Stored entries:
....................

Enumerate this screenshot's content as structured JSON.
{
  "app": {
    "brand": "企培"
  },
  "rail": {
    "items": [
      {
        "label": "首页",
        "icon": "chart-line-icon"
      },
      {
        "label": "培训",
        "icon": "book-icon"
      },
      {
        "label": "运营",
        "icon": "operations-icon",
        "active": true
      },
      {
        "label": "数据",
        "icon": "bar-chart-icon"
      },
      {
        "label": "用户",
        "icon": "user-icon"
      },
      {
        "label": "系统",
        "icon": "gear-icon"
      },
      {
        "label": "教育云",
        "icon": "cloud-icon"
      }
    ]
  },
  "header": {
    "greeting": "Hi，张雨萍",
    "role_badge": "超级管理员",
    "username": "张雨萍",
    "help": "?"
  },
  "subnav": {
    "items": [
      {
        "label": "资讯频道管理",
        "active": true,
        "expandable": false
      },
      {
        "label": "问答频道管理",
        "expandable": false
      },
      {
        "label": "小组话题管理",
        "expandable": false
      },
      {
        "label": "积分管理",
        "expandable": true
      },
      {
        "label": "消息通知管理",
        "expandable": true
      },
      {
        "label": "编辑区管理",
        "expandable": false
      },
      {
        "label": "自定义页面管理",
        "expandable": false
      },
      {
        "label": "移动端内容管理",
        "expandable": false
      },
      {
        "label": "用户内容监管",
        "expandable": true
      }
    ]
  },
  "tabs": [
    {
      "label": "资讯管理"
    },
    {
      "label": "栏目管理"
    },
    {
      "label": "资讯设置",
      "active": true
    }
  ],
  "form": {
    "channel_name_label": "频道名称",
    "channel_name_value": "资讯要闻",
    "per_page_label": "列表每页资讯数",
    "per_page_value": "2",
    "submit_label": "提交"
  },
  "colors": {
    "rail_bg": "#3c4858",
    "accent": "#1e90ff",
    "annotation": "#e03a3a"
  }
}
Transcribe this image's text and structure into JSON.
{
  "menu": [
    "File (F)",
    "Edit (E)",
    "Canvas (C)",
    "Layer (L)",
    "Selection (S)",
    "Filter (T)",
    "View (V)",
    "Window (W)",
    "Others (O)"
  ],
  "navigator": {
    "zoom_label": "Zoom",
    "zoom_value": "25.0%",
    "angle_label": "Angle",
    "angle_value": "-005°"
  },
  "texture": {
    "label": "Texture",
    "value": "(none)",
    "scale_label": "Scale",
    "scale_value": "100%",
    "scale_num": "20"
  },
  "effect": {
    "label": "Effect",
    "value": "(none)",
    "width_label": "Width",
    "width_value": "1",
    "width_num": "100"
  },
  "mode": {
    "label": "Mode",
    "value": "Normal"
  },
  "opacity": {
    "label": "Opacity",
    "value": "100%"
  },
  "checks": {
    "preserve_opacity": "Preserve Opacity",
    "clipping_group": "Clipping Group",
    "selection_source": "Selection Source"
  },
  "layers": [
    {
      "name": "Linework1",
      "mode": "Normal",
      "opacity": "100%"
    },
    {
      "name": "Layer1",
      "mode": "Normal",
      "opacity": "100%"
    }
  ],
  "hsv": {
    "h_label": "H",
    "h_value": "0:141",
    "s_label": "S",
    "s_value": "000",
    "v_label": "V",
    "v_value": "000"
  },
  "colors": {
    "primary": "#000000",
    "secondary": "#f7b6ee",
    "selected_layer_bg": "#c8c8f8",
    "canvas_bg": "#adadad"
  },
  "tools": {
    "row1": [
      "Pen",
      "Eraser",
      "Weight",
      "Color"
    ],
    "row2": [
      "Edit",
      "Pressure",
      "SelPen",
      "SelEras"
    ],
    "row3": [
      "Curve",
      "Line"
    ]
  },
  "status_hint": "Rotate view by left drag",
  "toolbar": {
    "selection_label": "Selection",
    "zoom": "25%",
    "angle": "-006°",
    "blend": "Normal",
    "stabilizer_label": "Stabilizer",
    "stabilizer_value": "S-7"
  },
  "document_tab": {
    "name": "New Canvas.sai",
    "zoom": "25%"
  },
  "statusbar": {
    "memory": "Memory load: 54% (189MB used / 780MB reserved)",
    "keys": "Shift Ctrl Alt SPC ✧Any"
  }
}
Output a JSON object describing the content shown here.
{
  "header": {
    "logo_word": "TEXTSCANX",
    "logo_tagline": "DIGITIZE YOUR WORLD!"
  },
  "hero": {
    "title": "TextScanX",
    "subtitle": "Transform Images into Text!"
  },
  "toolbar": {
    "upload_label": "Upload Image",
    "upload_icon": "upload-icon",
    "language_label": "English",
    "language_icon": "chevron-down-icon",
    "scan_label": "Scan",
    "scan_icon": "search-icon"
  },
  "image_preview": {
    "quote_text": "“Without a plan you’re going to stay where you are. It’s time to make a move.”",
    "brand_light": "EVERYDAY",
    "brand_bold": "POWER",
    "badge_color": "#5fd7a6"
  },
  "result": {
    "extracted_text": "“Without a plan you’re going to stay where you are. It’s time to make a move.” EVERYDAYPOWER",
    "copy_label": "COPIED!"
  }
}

....................

Task details:
Only those lines running from the one containing "Output a JSON" through the last line of the data above are to be copied, exactly, with both ends included.

Result for this exercise:
Output a JSON object describing the content shown here.
{
  "header": {
    "logo_word": "TEXTSCANX",
    "logo_tagline": "DIGITIZE YOUR WORLD!"
  },
  "hero": {
    "title": "TextScanX",
    "subtitle": "Transform Images into Text!"
  },
  "toolbar": {
    "upload_label": "Upload Image",
    "upload_icon": "upload-icon",
    "language_label": "English",
    "language_icon": "chevron-down-icon",
    "scan_label": "Scan",
    "scan_icon": "search-icon"
  },
  "image_preview": {
    "quote_text": "“Without a plan you’re going to stay where you are. It’s time to make a move.”",
    "brand_light": "EVERYDAY",
    "brand_bold": "POWER",
    "badge_color": "#5fd7a6"
  },
  "result": {
    "extracted_text": "“Without a plan you’re going to stay where you are. It’s time to make a move.” EVERYDAYPOWER",
    "copy_label": "COPIED!"
  }
}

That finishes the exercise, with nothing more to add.